[Stored items from a collection]
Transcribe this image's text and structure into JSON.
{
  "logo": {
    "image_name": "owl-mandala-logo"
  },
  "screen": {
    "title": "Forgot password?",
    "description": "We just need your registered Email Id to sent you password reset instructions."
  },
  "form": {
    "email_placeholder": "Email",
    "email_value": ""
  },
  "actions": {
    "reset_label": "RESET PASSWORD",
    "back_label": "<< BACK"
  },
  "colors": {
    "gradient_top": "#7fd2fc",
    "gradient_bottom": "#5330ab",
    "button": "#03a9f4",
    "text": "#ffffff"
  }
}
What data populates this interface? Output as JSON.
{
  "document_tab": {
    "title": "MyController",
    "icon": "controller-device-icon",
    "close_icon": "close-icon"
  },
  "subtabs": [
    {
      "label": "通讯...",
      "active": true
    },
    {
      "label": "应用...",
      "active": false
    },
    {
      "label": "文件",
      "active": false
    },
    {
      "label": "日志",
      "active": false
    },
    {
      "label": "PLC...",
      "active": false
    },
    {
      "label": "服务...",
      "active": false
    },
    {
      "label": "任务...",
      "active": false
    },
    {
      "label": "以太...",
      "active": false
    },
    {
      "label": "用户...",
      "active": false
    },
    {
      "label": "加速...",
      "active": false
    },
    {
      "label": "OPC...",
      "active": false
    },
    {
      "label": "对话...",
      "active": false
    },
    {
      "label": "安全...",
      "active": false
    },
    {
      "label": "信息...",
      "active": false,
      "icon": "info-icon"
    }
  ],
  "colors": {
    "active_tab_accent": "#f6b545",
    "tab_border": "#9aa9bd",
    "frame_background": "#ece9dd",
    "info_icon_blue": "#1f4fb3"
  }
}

EXERCISE DETAILS:
Show the data once more, exactly as it was written.

RESPONSE TO THE TASK:
Transcribe this image's text and structure into JSON.
{
  "logo": {
    "image_name": "owl-mandala-logo"
  },
  "screen": {
    "title": "Forgot password?",
    "description": "We just need your registered Email Id to sent you password reset instructions."
  },
  "form": {
    "email_placeholder": "Email",
    "email_value": ""
  },
  "actions": {
    "reset_label": "RESET PASSWORD",
    "back_label": "<< BACK"
  },
  "colors": {
    "gradient_top": "#7fd2fc",
    "gradient_bottom": "#5330ab",
    "button": "#03a9f4",
    "text": "#ffffff"
  }
}
What data populates this interface? Output as JSON.
{
  "document_tab": {
    "title": "MyController",
    "icon": "controller-device-icon",
    "close_icon": "close-icon"
  },
  "subtabs": [
    {
      "label": "通讯...",
      "active": true
    },
    {
      "label": "应用...",
      "active": false
    },
    {
      "label": "文件",
      "active": false
    },
    {
      "label": "日志",
      "active": false
    },
    {
      "label": "PLC...",
      "active": false
    },
    {
      "label": "服务...",
      "active": false
    },
    {
      "label": "任务...",
      "active": false
    },
    {
      "label": "以太...",
      "active": false
    },
    {
      "label": "用户...",
      "active": false
    },
    {
      "label": "加速...",
      "active": false
    },
    {
      "label": "OPC...",
      "active": false
    },
    {
      "label": "对话...",
      "active": false
    },
    {
      "label": "安全...",
      "active": false
    },
    {
      "label": "信息...",
      "active": false,
      "icon": "info-icon"
    }
  ],
  "colors": {
    "active_tab_accent": "#f6b545",
    "tab_border": "#9aa9bd",
    "frame_background": "#ece9dd",
    "info_icon_blue": "#1f4fb3"
  }
}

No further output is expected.